→ **Given task**
Give the material once more, word for word, without any images.

→ **Stored records**
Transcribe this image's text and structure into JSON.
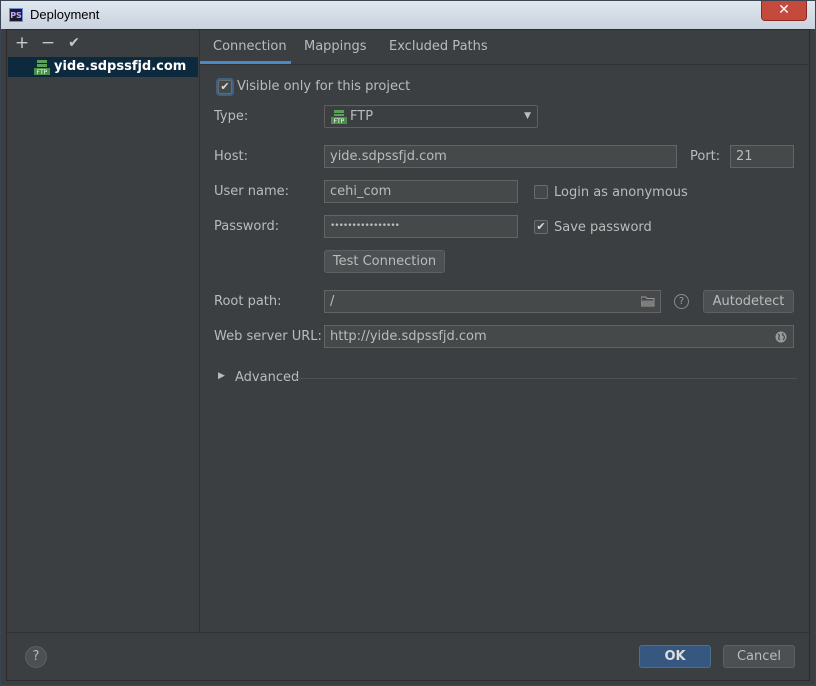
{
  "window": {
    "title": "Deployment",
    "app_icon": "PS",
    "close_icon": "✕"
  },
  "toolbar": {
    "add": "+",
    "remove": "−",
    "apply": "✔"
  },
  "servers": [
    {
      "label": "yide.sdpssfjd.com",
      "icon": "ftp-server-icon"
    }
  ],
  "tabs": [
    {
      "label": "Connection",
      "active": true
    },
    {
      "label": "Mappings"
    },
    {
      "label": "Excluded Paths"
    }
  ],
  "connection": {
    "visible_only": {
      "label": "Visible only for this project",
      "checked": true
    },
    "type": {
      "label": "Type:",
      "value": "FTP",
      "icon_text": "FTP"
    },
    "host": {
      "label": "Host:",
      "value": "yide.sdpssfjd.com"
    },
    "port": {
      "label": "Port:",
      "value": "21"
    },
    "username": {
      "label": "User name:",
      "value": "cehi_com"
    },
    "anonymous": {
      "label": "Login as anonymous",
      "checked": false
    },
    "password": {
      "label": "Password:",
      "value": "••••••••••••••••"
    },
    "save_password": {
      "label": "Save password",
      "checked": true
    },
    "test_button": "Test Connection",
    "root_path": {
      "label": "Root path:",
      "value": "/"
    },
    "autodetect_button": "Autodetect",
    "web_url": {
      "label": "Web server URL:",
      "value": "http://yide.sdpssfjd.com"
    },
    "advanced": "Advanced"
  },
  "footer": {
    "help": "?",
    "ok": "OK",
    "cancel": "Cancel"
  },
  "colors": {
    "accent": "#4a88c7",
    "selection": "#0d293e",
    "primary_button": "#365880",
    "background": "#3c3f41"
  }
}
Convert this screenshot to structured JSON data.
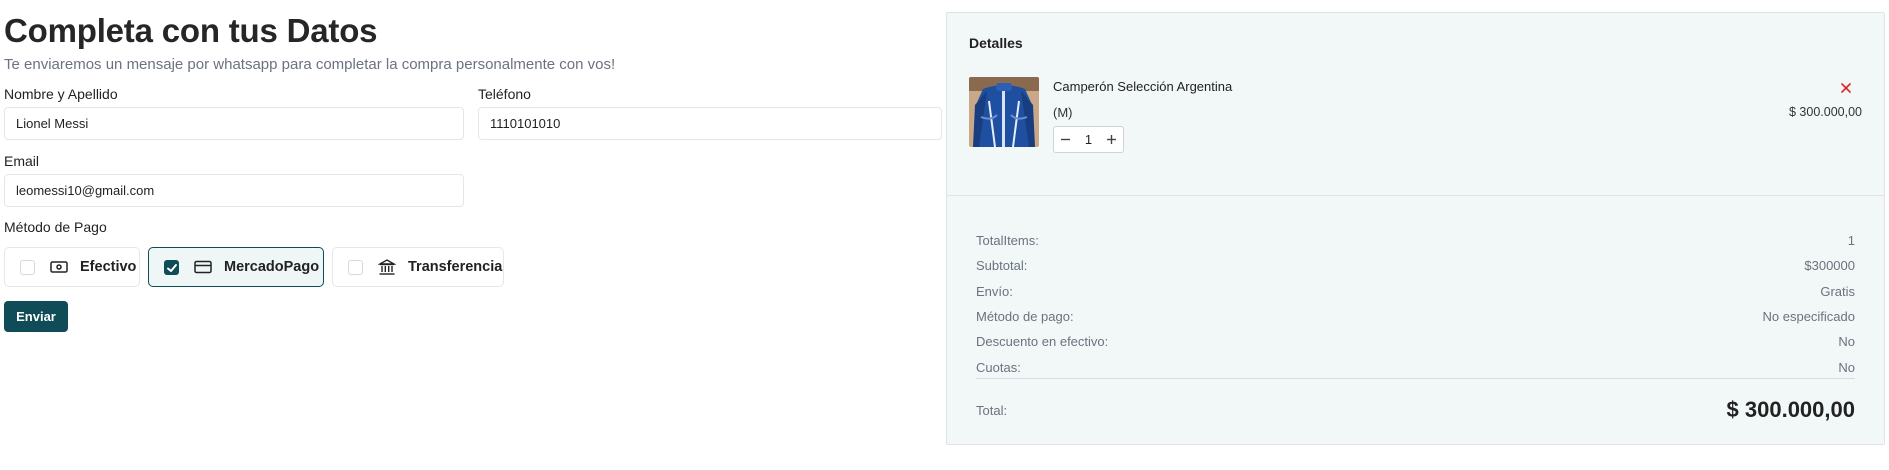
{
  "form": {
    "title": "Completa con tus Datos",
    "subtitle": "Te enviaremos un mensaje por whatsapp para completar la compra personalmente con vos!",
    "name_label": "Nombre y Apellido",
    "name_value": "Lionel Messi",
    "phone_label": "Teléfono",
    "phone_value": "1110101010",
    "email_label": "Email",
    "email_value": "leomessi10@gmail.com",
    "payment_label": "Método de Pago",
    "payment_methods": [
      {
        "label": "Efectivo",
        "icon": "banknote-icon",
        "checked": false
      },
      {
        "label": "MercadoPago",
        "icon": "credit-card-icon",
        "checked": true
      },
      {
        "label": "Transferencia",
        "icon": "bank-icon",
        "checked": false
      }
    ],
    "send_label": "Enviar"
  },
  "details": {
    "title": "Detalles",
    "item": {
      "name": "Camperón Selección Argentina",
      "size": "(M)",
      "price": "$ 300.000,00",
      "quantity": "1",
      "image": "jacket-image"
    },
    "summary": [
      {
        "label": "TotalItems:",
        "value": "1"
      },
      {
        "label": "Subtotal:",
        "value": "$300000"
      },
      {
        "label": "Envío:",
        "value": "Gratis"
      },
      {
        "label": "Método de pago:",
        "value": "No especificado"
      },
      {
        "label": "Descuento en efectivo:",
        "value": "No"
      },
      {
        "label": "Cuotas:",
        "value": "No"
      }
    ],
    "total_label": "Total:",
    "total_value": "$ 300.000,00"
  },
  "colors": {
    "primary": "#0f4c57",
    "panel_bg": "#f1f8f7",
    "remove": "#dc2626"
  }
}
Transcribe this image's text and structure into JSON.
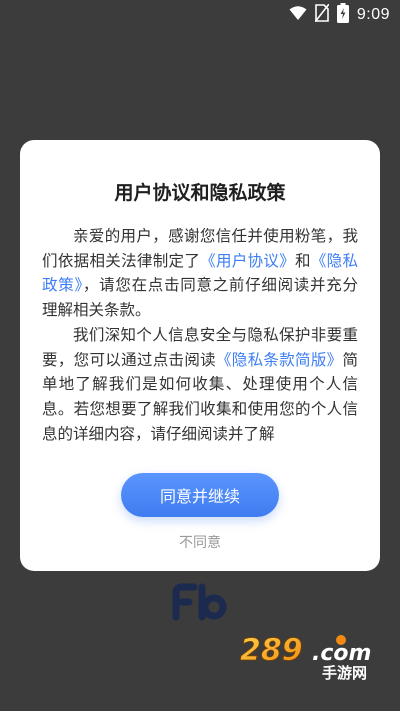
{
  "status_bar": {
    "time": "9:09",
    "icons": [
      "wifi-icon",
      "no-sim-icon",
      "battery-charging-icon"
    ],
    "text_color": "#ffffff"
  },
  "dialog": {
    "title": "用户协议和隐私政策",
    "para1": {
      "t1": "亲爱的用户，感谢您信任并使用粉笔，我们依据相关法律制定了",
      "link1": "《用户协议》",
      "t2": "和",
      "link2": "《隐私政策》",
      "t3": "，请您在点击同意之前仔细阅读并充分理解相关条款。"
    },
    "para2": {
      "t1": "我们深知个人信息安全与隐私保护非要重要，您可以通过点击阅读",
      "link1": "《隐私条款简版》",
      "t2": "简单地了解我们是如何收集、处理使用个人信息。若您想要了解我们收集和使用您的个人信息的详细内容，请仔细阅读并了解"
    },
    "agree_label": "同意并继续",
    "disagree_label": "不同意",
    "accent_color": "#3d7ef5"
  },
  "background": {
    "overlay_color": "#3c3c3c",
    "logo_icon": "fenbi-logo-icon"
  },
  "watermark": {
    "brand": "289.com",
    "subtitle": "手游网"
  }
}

→ **The result**
Transcribe this image's text and structure into JSON.
{
  "window": {
    "title": "Deployment",
    "app_icon": "PS",
    "close_icon": "✕"
  },
  "toolbar": {
    "add": "+",
    "remove": "−",
    "apply": "✔"
  },
  "servers": [
    {
      "label": "yide.sdpssfjd.com",
      "icon": "ftp-server-icon"
    }
  ],
  "tabs": [
    {
      "label": "Connection",
      "active": true
    },
    {
      "label": "Mappings"
    },
    {
      "label": "Excluded Paths"
    }
  ],
  "connection": {
    "visible_only": {
      "label": "Visible only for this project",
      "checked": true
    },
    "type": {
      "label": "Type:",
      "value": "FTP",
      "icon_text": "FTP"
    },
    "host": {
      "label": "Host:",
      "value": "yide.sdpssfjd.com"
    },
    "port": {
      "label": "Port:",
      "value": "21"
    },
    "username": {
      "label": "User name:",
      "value": "cehi_com"
    },
    "anonymous": {
      "label": "Login as anonymous",
      "checked": false
    },
    "password": {
      "label": "Password:",
      "value": "••••••••••••••••"
    },
    "save_password": {
      "label": "Save password",
      "checked": true
    },
    "test_button": "Test Connection",
    "root_path": {
      "label": "Root path:",
      "value": "/"
    },
    "autodetect_button": "Autodetect",
    "web_url": {
      "label": "Web server URL:",
      "value": "http://yide.sdpssfjd.com"
    },
    "advanced": "Advanced"
  },
  "footer": {
    "help": "?",
    "ok": "OK",
    "cancel": "Cancel"
  },
  "colors": {
    "accent": "#4a88c7",
    "selection": "#0d293e",
    "primary_button": "#365880",
    "background": "#3c3f41"
  }
}
Convert this screenshot to structured JSON data.
{
  "form": {
    "title": "Completa con tus Datos",
    "subtitle": "Te enviaremos un mensaje por whatsapp para completar la compra personalmente con vos!",
    "name_label": "Nombre y Apellido",
    "name_value": "Lionel Messi",
    "phone_label": "Teléfono",
    "phone_value": "1110101010",
    "email_label": "Email",
    "email_value": "leomessi10@gmail.com",
    "payment_label": "Método de Pago",
    "payment_methods": [
      {
        "label": "Efectivo",
        "icon": "banknote-icon",
        "checked": false
      },
      {
        "label": "MercadoPago",
        "icon": "credit-card-icon",
        "checked": true
      },
      {
        "label": "Transferencia",
        "icon": "bank-icon",
        "checked": false
      }
    ],
    "send_label": "Enviar"
  },
  "details": {
    "title": "Detalles",
    "item": {
      "name": "Camperón Selección Argentina",
      "size": "(M)",
      "price": "$ 300.000,00",
      "quantity": "1",
      "image": "jacket-image"
    },
    "summary": [
      {
        "label": "TotalItems:",
        "value": "1"
      },
      {
        "label": "Subtotal:",
        "value": "$300000"
      },
      {
        "label": "Envío:",
        "value": "Gratis"
      },
      {
        "label": "Método de pago:",
        "value": "No especificado"
      },
      {
        "label": "Descuento en efectivo:",
        "value": "No"
      },
      {
        "label": "Cuotas:",
        "value": "No"
      }
    ],
    "total_label": "Total:",
    "total_value": "$ 300.000,00"
  },
  "colors": {
    "primary": "#0f4c57",
    "panel_bg": "#f1f8f7",
    "remove": "#dc2626"
  }
}
Transcribe this image's text and structure into JSON.
{
  "status_bar": {
    "time": "9:09",
    "icons": [
      "wifi-icon",
      "no-sim-icon",
      "battery-charging-icon"
    ],
    "text_color": "#ffffff"
  },
  "dialog": {
    "title": "用户协议和隐私政策",
    "para1": {
      "t1": "亲爱的用户，感谢您信任并使用粉笔，我们依据相关法律制定了",
      "link1": "《用户协议》",
      "t2": "和",
      "link2": "《隐私政策》",
      "t3": "，请您在点击同意之前仔细阅读并充分理解相关条款。"
    },
    "para2": {
      "t1": "我们深知个人信息安全与隐私保护非要重要，您可以通过点击阅读",
      "link1": "《隐私条款简版》",
      "t2": "简单地了解我们是如何收集、处理使用个人信息。若您想要了解我们收集和使用您的个人信息的详细内容，请仔细阅读并了解"
    },
    "agree_label": "同意并继续",
    "disagree_label": "不同意",
    "accent_color": "#3d7ef5"
  },
  "background": {
    "overlay_color": "#3c3c3c",
    "logo_icon": "fenbi-logo-icon"
  },
  "watermark": {
    "brand": "289.com",
    "subtitle": "手游网"
  }
}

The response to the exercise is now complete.